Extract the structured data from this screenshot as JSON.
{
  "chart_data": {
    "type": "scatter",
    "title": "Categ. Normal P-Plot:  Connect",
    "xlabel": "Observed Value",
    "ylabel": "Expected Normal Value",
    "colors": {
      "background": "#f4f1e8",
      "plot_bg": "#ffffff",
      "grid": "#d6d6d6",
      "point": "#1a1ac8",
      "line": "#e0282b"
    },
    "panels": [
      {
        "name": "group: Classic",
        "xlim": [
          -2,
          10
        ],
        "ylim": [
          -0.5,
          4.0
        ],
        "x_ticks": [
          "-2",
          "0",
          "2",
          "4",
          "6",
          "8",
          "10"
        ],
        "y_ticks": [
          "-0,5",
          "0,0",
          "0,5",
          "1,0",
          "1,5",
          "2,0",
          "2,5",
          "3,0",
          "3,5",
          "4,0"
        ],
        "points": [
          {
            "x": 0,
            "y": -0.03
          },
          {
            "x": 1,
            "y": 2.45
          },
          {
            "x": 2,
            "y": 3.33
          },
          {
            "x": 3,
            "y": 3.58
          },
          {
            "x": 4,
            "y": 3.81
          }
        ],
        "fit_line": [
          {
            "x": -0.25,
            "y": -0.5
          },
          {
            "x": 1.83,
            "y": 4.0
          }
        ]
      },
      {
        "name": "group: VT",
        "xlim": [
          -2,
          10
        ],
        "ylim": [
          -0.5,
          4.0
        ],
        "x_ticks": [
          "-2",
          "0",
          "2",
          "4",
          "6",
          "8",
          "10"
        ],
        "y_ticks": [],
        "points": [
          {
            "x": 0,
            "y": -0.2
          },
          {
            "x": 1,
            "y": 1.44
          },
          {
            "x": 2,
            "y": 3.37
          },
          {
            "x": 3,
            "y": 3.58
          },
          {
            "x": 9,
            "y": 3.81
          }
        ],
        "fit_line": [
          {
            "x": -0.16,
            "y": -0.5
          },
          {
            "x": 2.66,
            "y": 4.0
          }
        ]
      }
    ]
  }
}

# Challenge
Which lines include the word "Value"? List them all.

# Output of the task
    "xlabel": "Observed Value",
    "ylabel": "Expected Normal Value",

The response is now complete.